> [Assignment] Lines containing the string "poterat": how many are there below? Answer with the number only.

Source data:
* * *
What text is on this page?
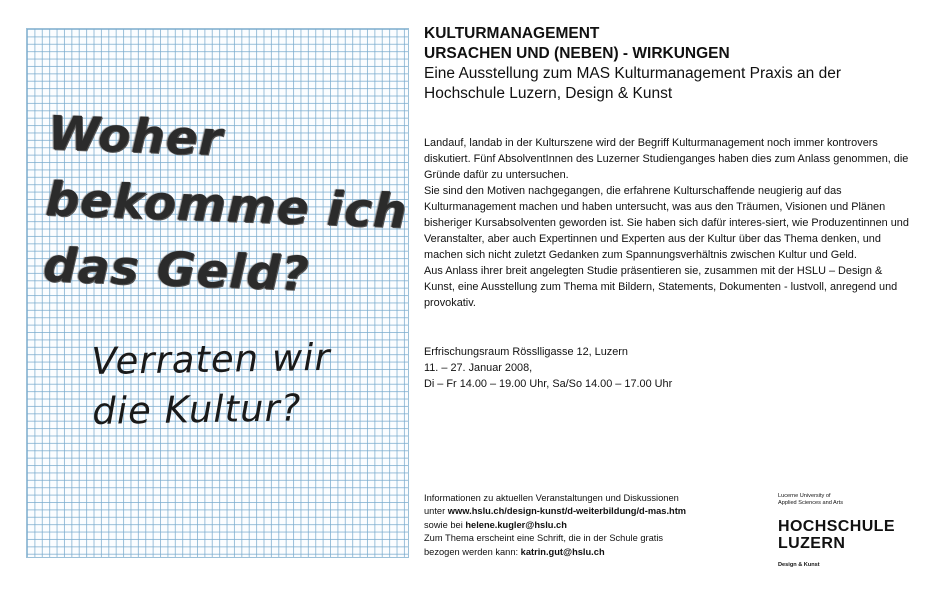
Woher
bekomme ich
das Geld?
Verraten wir
die Kultur?
KULTURMANAGEMENT
URSACHEN UND (NEBEN) - WIRKUNGEN
Eine Ausstellung zum MAS Kulturmanagement Praxis an der
Hochschule Luzern, Design & Kunst

Landauf, landab in der Kulturszene wird der Begriff Kulturmanagement noch immer kontrovers diskutiert. Fünf AbsolventInnen des Luzerner Studienganges haben dies zum Anlass genommen, die Gründe dafür zu untersuchen.

Sie sind den Motiven nachgegangen, die erfahrene Kulturschaffende neugierig auf das Kulturmanagement machen und haben untersucht, was aus den Träumen, Visionen und Plänen bisheriger Kursabsolventen geworden ist. Sie haben sich dafür interes-siert, wie Produzentinnen und Veranstalter, aber auch Expertinnen und Experten aus der Kultur über das Thema denken, und machen sich nicht zuletzt Gedanken zum Spannungsverhältnis zwischen Kultur und Geld.

Aus Anlass ihrer breit angelegten Studie präsentieren sie, zusammen mit der HSLU – Design & Kunst, eine Ausstellung zum Thema mit Bildern, Statements, Dokumenten - lustvoll, anregend und provokativ.

Erfrischungsraum Rösslligasse 12, Luzern
11. – 27. Januar 2008,
Di – Fr 14.00 – 19.00 Uhr, Sa/So 14.00 – 17.00 Uhr
Informationen zu aktuellen Veranstaltungen und Diskussionen
unter www.hslu.ch/design-kunst/d-weiterbildung/d-mas.htm
sowie bei helene.kugler@hslu.ch
Zum Thema erscheint eine Schrift, die in der Schule gratis
bezogen werden kann: katrin.gut@hslu.ch
Lucerne University of
Applied Sciences and Arts
HOCHSCHULE
LUZERN
Design & Kunst
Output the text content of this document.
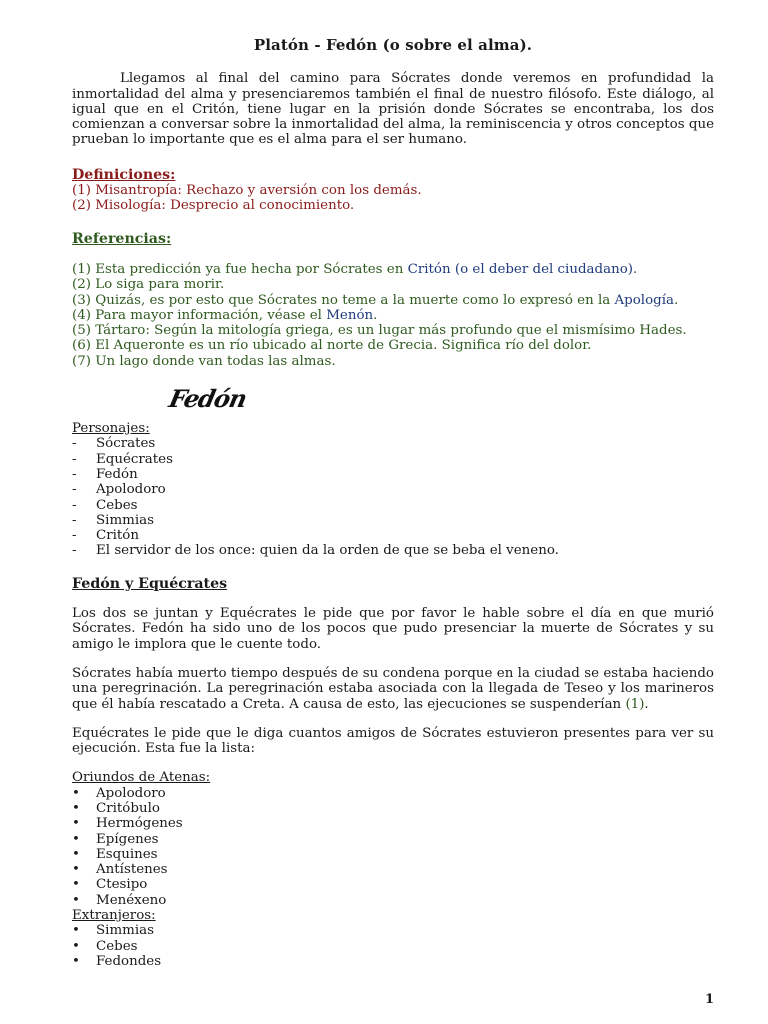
Platón - Fedón (o sobre el alma).

Llegamos al final del camino para Sócrates donde veremos en profundidad la inmortalidad del alma y presenciaremos también el final de nuestro filósofo. Este diálogo, al igual que en el Critón, tiene lugar en la prisión donde Sócrates se encontraba, los dos comienzan a conversar sobre la inmortalidad del alma, la reminiscencia y otros conceptos que prueban lo importante que es el alma para el ser humano.

Definiciones:

(1) Misantropía: Rechazo y aversión con los demás.

(2) Misología: Desprecio al conocimiento.

Referencias:

(1) Esta predicción ya fue hecha por Sócrates en Critón (o el deber del ciudadano).

(2) Lo siga para morir.

(3) Quizás, es por esto que Sócrates no teme a la muerte como lo expresó en la Apología.

(4) Para mayor información, véase el Menón.

(5) Tártaro: Según la mitología griega, es un lugar más profundo que el mismísimo Hades.

(6) El Aqueronte es un río ubicado al norte de Grecia. Significa río del dolor.

(7) Un lago donde van todas las almas.

Fedón

Personajes:

- Sócrates
- Equécrates
- Fedón
- Apolodoro
- Cebes
- Simmias
- Critón
- El servidor de los once: quien da la orden de que se beba el veneno.

Fedón y Equécrates

Los dos se juntan y Equécrates le pide que por favor le hable sobre el día en que murió Sócrates. Fedón ha sido uno de los pocos que pudo presenciar la muerte de Sócrates y su amigo le implora que le cuente todo.

Sócrates había muerto tiempo después de su condena porque en la ciudad se estaba haciendo una peregrinación. La peregrinación estaba asociada con la llegada de Teseo y los marineros que él había rescatado a Creta. A causa de esto, las ejecuciones se suspenderían (1).

Equécrates le pide que le diga cuantos amigos de Sócrates estuvieron presentes para ver su ejecución. Esta fue la lista:

Oriundos de Atenas:

• Apolodoro
• Critóbulo
• Hermógenes
• Epígenes
• Esquines
• Antístenes
• Ctesipo
• Menéxeno

Extranjeros:

• Simmias
• Cebes
• Fedondes
1
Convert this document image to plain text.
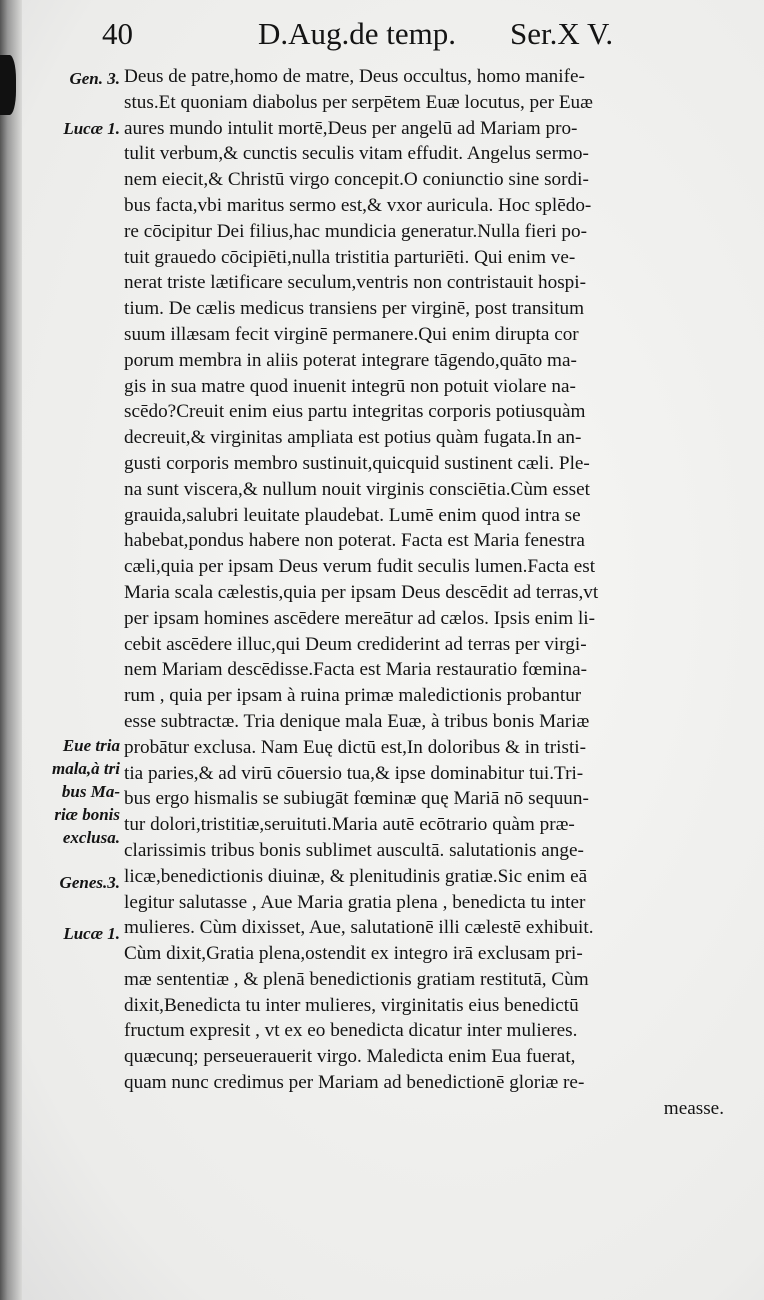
40	D.Aug.de temp. Ser.X V.
Gen. 3.
Lucæ 1.
Eue tria
mala,à tri
bus Ma-
riæ bonis
exclusa.
Genes.3.
Lucæ 1.
Deus de patre,homo de matre, Deus occultus, homo manife-
stus.Et quoniam diabolus per serpētem Euæ locutus, per Euæ
aures mundo intulit mortē,Deus per angelū ad Mariam pro-
tulit verbum,& cunctis seculis vitam effudit. Angelus sermo-
nem eiecit,& Christū virgo concepit.O coniunctio sine sordi-
bus facta,vbi maritus sermo est,& vxor auricula. Hoc splēdo-
re cōcipitur Dei filius,hac mundicia generatur.Nulla fieri po-
tuit grauedo cōcipiēti,nulla tristitia parturiēti. Qui enim ve-
nerat triste lætificare seculum,ventris non contristauit hospi-
tium. De cælis medicus transiens per virginē, post transitum
suum illæsam fecit virginē permanere.Qui enim dirupta cor
porum membra in aliis poterat integrare tāgendo,quāto ma-
gis in sua matre quod inuenit integrū non potuit violare na-
scēdo?Creuit enim eius partu integritas corporis potiusquàm
decreuit,& virginitas ampliata est potius quàm fugata.In an-
gusti corporis membro sustinuit,quicquid sustinent cæli. Ple-
na sunt viscera,& nullum nouit virginis consciētia.Cùm esset
grauida,salubri leuitate plaudebat. Lumē enim quod intra se
habebat,pondus habere non poterat. Facta est Maria fenestra
cæli,quia per ipsam Deus verum fudit seculis lumen.Facta est
Maria scala cælestis,quia per ipsam Deus descēdit ad terras,vt
per ipsam homines ascēdere mereātur ad cælos. Ipsis enim li-
cebit ascēdere illuc,qui Deum crediderint ad terras per virgi-
nem Mariam descēdisse.Facta est Maria restauratio fœmina-
rum , quia per ipsam à ruina primæ maledictionis probantur
esse subtractæ. Tria denique mala Euæ, à tribus bonis Mariæ
probātur exclusa. Nam Euę dictū est,In doloribus & in tristi-
tia paries,& ad virū cōuersio tua,& ipse dominabitur tui.Tri-
bus ergo hismalis se subiugāt fœminæ quę Mariā nō sequun-
tur dolori,tristitiæ,seruituti.Maria autē ecōtrario quàm præ-
clarissimis tribus bonis sublimet auscultā. salutationis ange-
licæ,benedictionis diuinæ, & plenitudinis gratiæ.Sic enim eā
legitur salutasse , Aue Maria gratia plena , benedicta tu inter
mulieres. Cùm dixisset, Aue, salutationē illi cælestē exhibuit.
Cùm dixit,Gratia plena,ostendit ex integro irā exclusam pri-
mæ sententiæ , & plenā benedictionis gratiam restitutā, Cùm
dixit,Benedicta tu inter mulieres, virginitatis eius benedictū
fructum expresit , vt ex eo benedicta dicatur inter mulieres.
quæcunq; perseuerauerit virgo. Maledicta enim Eua fuerat,
quam nunc credimus per Mariam ad benedictionē gloriæ re-
measse.
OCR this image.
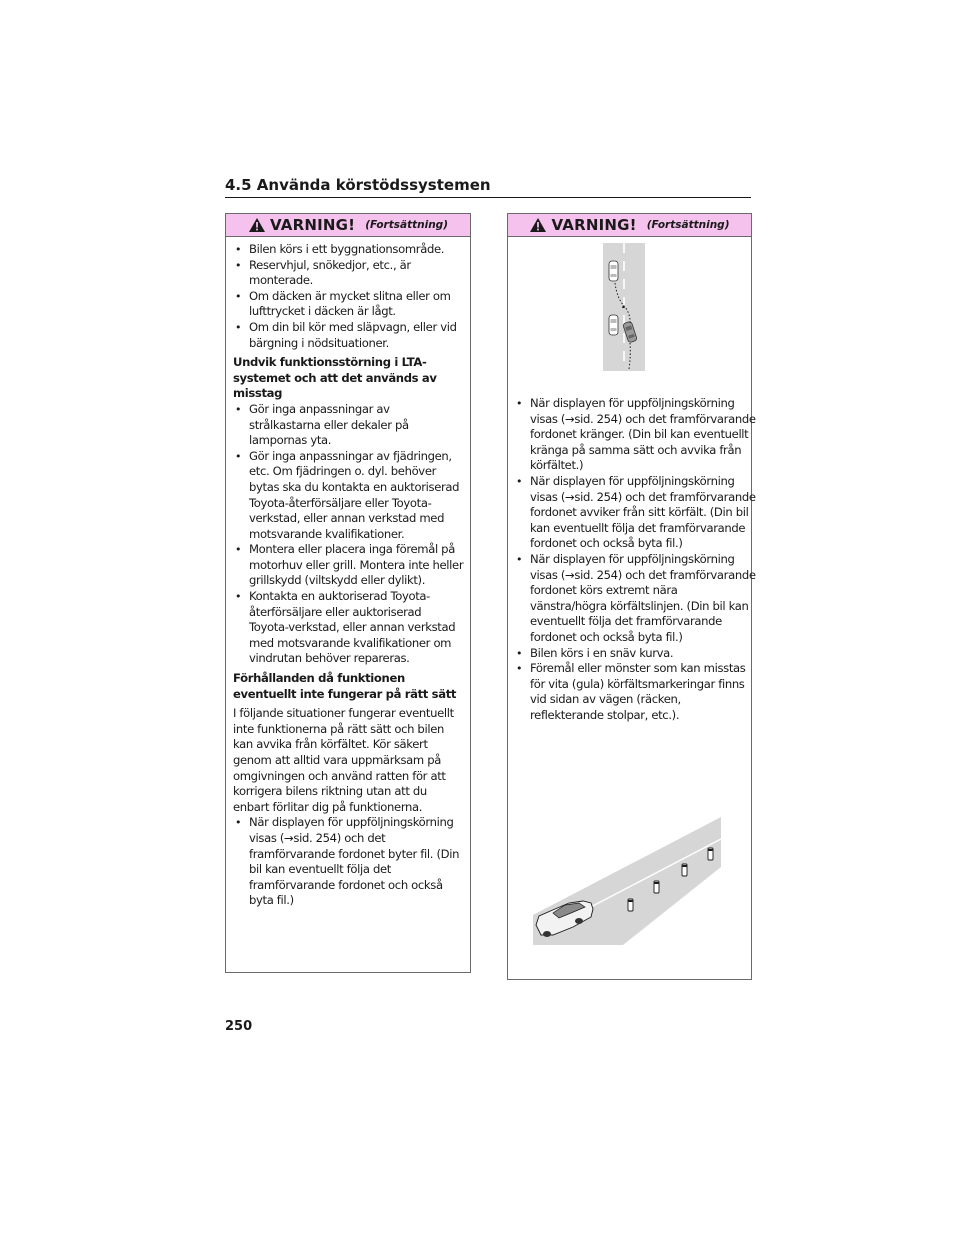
4.5 Använda körstödssystemen
VARNING! (Fortsättning)
• Bilen körs i ett byggnationsområde.
• Reservhjul, snökedjor, etc., är monterade.
• Om däcken är mycket slitna eller om lufttrycket i däcken är lågt.
• Om din bil kör med släpvagn, eller vid bärgning i nödsituationer.
Undvik funktionsstörning i LTA-systemet och att det används av misstag
• Gör inga anpassningar av strålkastarna eller dekaler på lampornas yta.
• Gör inga anpassningar av fjädringen, etc. Om fjädringen o. dyl. behöver bytas ska du kontakta en auktoriserad Toyota-återförsäljare eller Toyota-verkstad, eller annan verkstad med motsvarande kvalifikationer.
• Montera eller placera inga föremål på motorhuv eller grill. Montera inte heller grillskydd (viltskydd eller dylikt).
• Kontakta en auktoriserad Toyota-återförsäljare eller auktoriserad Toyota-verkstad, eller annan verkstad med motsvarande kvalifikationer om vindrutan behöver repareras.
Förhållanden då funktionen eventuellt inte fungerar på rätt sätt
I följande situationer fungerar eventuellt inte funktionerna på rätt sätt och bilen kan avvika från körfältet. Kör säkert genom att alltid vara uppmärksam på omgivningen och använd ratten för att korrigera bilens riktning utan att du enbart förlitar dig på funktionerna.
• När displayen för uppföljningskörning visas (→sid. 254) och det framförvarande fordonet byter fil. (Din bil kan eventuellt följa det framförvarande fordonet och också byta fil.)
VARNING! (Fortsättning)
• När displayen för uppföljningskörning visas (→sid. 254) och det framförvarande fordonet kränger. (Din bil kan eventuellt kränga på samma sätt och avvika från körfältet.)
• När displayen för uppföljningskörning visas (→sid. 254) och det framförvarande fordonet avviker från sitt körfält. (Din bil kan eventuellt följa det framförvarande fordonet och också byta fil.)
• När displayen för uppföljningskörning visas (→sid. 254) och det framförvarande fordonet körs extremt nära vänstra/högra körfältslinjen. (Din bil kan eventuellt följa det framförvarande fordonet och också byta fil.)
• Bilen körs i en snäv kurva.
• Föremål eller mönster som kan misstas för vita (gula) körfältsmarkeringar finns vid sidan av vägen (räcken, reflekterande stolpar, etc.).
250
* * *
> [Problem solution] 2